#### Items from a data source
━━━

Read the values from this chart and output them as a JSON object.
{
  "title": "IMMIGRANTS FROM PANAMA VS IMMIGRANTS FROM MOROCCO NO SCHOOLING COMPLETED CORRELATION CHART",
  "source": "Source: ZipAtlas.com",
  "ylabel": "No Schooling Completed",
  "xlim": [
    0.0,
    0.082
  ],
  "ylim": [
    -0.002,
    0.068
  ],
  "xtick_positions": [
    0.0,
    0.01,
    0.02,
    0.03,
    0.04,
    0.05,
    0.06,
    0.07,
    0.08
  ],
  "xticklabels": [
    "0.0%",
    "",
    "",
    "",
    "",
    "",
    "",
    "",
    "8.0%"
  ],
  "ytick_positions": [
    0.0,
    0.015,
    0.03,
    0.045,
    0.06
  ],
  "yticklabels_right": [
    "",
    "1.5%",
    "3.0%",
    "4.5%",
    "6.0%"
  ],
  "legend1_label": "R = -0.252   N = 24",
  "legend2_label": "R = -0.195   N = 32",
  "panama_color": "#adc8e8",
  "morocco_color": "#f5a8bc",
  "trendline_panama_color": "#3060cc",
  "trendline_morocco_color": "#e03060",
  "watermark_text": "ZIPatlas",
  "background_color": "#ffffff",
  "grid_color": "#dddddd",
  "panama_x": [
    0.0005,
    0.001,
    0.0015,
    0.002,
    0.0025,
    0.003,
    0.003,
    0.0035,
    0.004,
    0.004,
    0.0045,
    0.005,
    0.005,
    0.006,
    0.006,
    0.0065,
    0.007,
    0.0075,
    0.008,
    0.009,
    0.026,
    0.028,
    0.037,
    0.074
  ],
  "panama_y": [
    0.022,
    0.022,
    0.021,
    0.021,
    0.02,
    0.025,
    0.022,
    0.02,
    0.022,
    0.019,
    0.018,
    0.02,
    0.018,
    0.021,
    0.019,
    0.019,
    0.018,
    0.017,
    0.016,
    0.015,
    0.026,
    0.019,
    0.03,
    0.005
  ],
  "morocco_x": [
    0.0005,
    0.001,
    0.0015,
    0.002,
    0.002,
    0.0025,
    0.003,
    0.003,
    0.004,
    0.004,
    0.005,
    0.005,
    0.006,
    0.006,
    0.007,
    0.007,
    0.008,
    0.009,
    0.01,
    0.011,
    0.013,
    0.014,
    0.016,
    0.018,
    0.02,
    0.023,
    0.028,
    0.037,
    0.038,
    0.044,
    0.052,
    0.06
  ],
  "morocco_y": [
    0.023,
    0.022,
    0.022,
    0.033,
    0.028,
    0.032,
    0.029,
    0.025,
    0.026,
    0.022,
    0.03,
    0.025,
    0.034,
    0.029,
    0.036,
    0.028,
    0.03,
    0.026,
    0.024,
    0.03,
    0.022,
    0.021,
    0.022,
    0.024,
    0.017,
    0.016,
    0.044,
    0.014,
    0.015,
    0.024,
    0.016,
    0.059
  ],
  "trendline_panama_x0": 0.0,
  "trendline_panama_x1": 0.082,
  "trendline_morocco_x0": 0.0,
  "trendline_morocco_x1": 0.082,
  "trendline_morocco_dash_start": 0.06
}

━━━

#### Short problem
Set down all of the entries exactly, please.

#### Output below
Read the values from this chart and output them as a JSON object.
{
  "title": "IMMIGRANTS FROM PANAMA VS IMMIGRANTS FROM MOROCCO NO SCHOOLING COMPLETED CORRELATION CHART",
  "source": "Source: ZipAtlas.com",
  "ylabel": "No Schooling Completed",
  "xlim": [
    0.0,
    0.082
  ],
  "ylim": [
    -0.002,
    0.068
  ],
  "xtick_positions": [
    0.0,
    0.01,
    0.02,
    0.03,
    0.04,
    0.05,
    0.06,
    0.07,
    0.08
  ],
  "xticklabels": [
    "0.0%",
    "",
    "",
    "",
    "",
    "",
    "",
    "",
    "8.0%"
  ],
  "ytick_positions": [
    0.0,
    0.015,
    0.03,
    0.045,
    0.06
  ],
  "yticklabels_right": [
    "",
    "1.5%",
    "3.0%",
    "4.5%",
    "6.0%"
  ],
  "legend1_label": "R = -0.252   N = 24",
  "legend2_label": "R = -0.195   N = 32",
  "panama_color": "#adc8e8",
  "morocco_color": "#f5a8bc",
  "trendline_panama_color": "#3060cc",
  "trendline_morocco_color": "#e03060",
  "watermark_text": "ZIPatlas",
  "background_color": "#ffffff",
  "grid_color": "#dddddd",
  "panama_x": [
    0.0005,
    0.001,
    0.0015,
    0.002,
    0.0025,
    0.003,
    0.003,
    0.0035,
    0.004,
    0.004,
    0.0045,
    0.005,
    0.005,
    0.006,
    0.006,
    0.0065,
    0.007,
    0.0075,
    0.008,
    0.009,
    0.026,
    0.028,
    0.037,
    0.074
  ],
  "panama_y": [
    0.022,
    0.022,
    0.021,
    0.021,
    0.02,
    0.025,
    0.022,
    0.02,
    0.022,
    0.019,
    0.018,
    0.02,
    0.018,
    0.021,
    0.019,
    0.019,
    0.018,
    0.017,
    0.016,
    0.015,
    0.026,
    0.019,
    0.03,
    0.005
  ],
  "morocco_x": [
    0.0005,
    0.001,
    0.0015,
    0.002,
    0.002,
    0.0025,
    0.003,
    0.003,
    0.004,
    0.004,
    0.005,
    0.005,
    0.006,
    0.006,
    0.007,
    0.007,
    0.008,
    0.009,
    0.01,
    0.011,
    0.013,
    0.014,
    0.016,
    0.018,
    0.02,
    0.023,
    0.028,
    0.037,
    0.038,
    0.044,
    0.052,
    0.06
  ],
  "morocco_y": [
    0.023,
    0.022,
    0.022,
    0.033,
    0.028,
    0.032,
    0.029,
    0.025,
    0.026,
    0.022,
    0.03,
    0.025,
    0.034,
    0.029,
    0.036,
    0.028,
    0.03,
    0.026,
    0.024,
    0.03,
    0.022,
    0.021,
    0.022,
    0.024,
    0.017,
    0.016,
    0.044,
    0.014,
    0.015,
    0.024,
    0.016,
    0.059
  ],
  "trendline_panama_x0": 0.0,
  "trendline_panama_x1": 0.082,
  "trendline_morocco_x0": 0.0,
  "trendline_morocco_x1": 0.082,
  "trendline_morocco_dash_start": 0.06
}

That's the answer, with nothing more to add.